:: What is needed ::
Work out how many lines include "Huỳnh" and answer with that number only.

:: Raw records ::
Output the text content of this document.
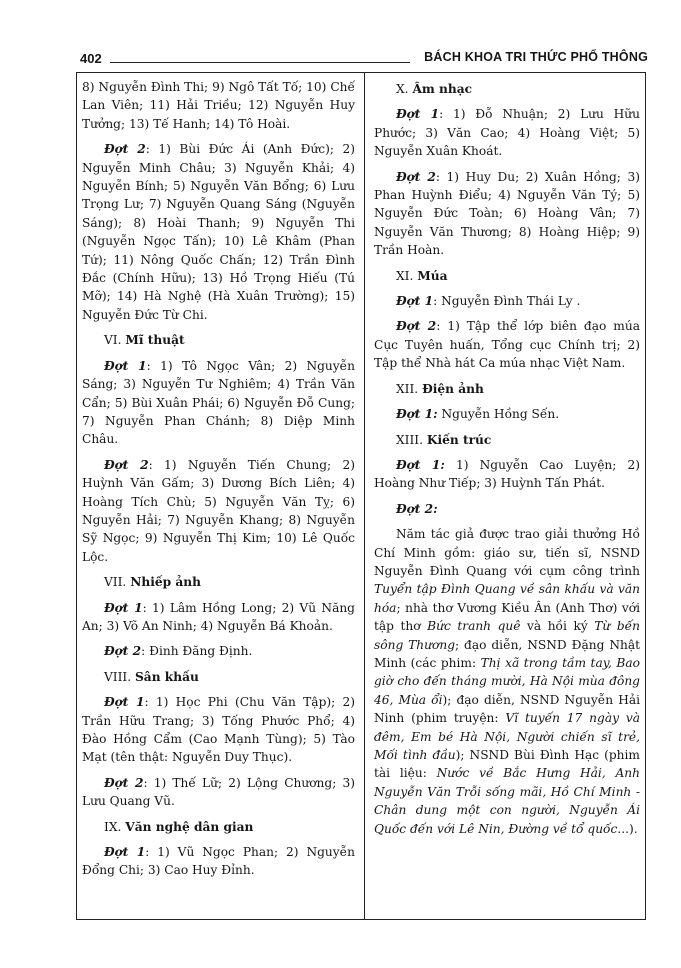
402	BÁCH KHOA TRI THỨC PHỔ THÔNG

8) Nguyễn Đình Thi; 9) Ngô Tất Tố; 10) Chế Lan Viên; 11) Hải Triều; 12) Nguyễn Huy Tưởng; 13) Tế Hanh; 14) Tô Hoài.

Đợt 2: 1) Bùi Đức Ái (Anh Đức); 2) Nguyễn Minh Châu; 3) Nguyễn Khải; 4) Nguyễn Bính; 5) Nguyễn Văn Bổng; 6) Lưu Trọng Lư; 7) Nguyễn Quang Sáng (Nguyễn Sáng); 8) Hoài Thanh; 9) Nguyễn Thi (Nguyễn Ngọc Tấn); 10) Lê Khâm (Phan Tứ); 11) Nông Quốc Chấn; 12) Trần Đình Đắc (Chính Hữu); 13) Hồ Trọng Hiếu (Tú Mỡ); 14) Hà Nghệ (Hà Xuân Trường); 15) Nguyễn Đức Từ Chi.

VI. Mĩ thuật

Đợt 1: 1) Tô Ngọc Vân; 2) Nguyễn Sáng; 3) Nguyễn Tư Nghiêm; 4) Trần Văn Cẩn; 5) Bùi Xuân Phái; 6) Nguyễn Đỗ Cung; 7) Nguyễn Phan Chánh; 8) Diệp Minh Châu.

Đợt 2: 1) Nguyễn Tiến Chung; 2) Huỳnh Văn Gấm; 3) Dương Bích Liên; 4) Hoàng Tích Chù; 5) Nguyễn Văn Tỵ; 6) Nguyễn Hải; 7) Nguyễn Khang; 8) Nguyễn Sỹ Ngọc; 9) Nguyễn Thị Kim; 10) Lê Quốc Lộc.

VII. Nhiếp ảnh

Đợt 1: 1) Lâm Hồng Long; 2) Vũ Năng An; 3) Võ An Ninh; 4) Nguyễn Bá Khoản.

Đợt 2: Đinh Đăng Định.

VIII. Sân khấu

Đợt 1: 1) Học Phi (Chu Văn Tập); 2) Trần Hữu Trang; 3) Tống Phước Phổ; 4) Đào Hồng Cẩm (Cao Mạnh Tùng); 5) Tào Mạt (tên thật: Nguyễn Duy Thục).

Đợt 2: 1) Thế Lữ; 2) Lộng Chương; 3) Lưu Quang Vũ.

IX. Văn nghệ dân gian

Đợt 1: 1) Vũ Ngọc Phan; 2) Nguyễn Đổng Chi; 3) Cao Huy Đỉnh.

X. Âm nhạc

Đợt 1: 1) Đỗ Nhuận; 2) Lưu Hữu Phước; 3) Văn Cao; 4) Hoàng Việt; 5) Nguyễn Xuân Khoát.

Đợt 2: 1) Huy Du; 2) Xuân Hồng; 3) Phan Huỳnh Điểu; 4) Nguyễn Văn Tý; 5) Nguyễn Đức Toàn; 6) Hoàng Vân; 7) Nguyễn Văn Thương; 8) Hoàng Hiệp; 9) Trần Hoàn.

XI. Múa

Đợt 1: Nguyễn Đình Thái Ly .

Đợt 2: 1) Tập thể lớp biên đạo múa Cục Tuyên huấn, Tổng cục Chính trị; 2) Tập thể Nhà hát Ca múa nhạc Việt Nam.

XII. Điện ảnh

Đợt 1: Nguyễn Hồng Sến.

XIII. Kiến trúc

Đợt 1: 1) Nguyễn Cao Luyện; 2) Hoàng Như Tiếp; 3) Huỳnh Tấn Phát.

Đợt 2:

Năm tác giả được trao giải thưởng Hồ Chí Minh gồm: giáo sư, tiến sĩ, NSND Nguyễn Đình Quang với cụm công trình Tuyển tập Đình Quang về sân khấu và văn hóa; nhà thơ Vương Kiều Ân (Anh Thơ) với tập thơ Bức tranh quê và hồi ký Từ bến sông Thương; đạo diễn, NSND Đặng Nhật Minh (các phim: Thị xã trong tầm tay, Bao giờ cho đến tháng mười, Hà Nội mùa đông 46, Mùa ổi); đạo diễn, NSND Nguyễn Hải Ninh (phim truyện: Vĩ tuyến 17 ngày và đêm, Em bé Hà Nội, Người chiến sĩ trẻ, Mối tình đầu); NSND Bùi Đình Hạc (phim tài liệu: Nước về Bắc Hưng Hải, Anh Nguyễn Văn Trỗi sống mãi, Hồ Chí Minh - Chân dung một con người, Nguyễn Ái Quốc đến với Lê Nin, Đường về tổ quốc...).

:: Finished exercise ::
3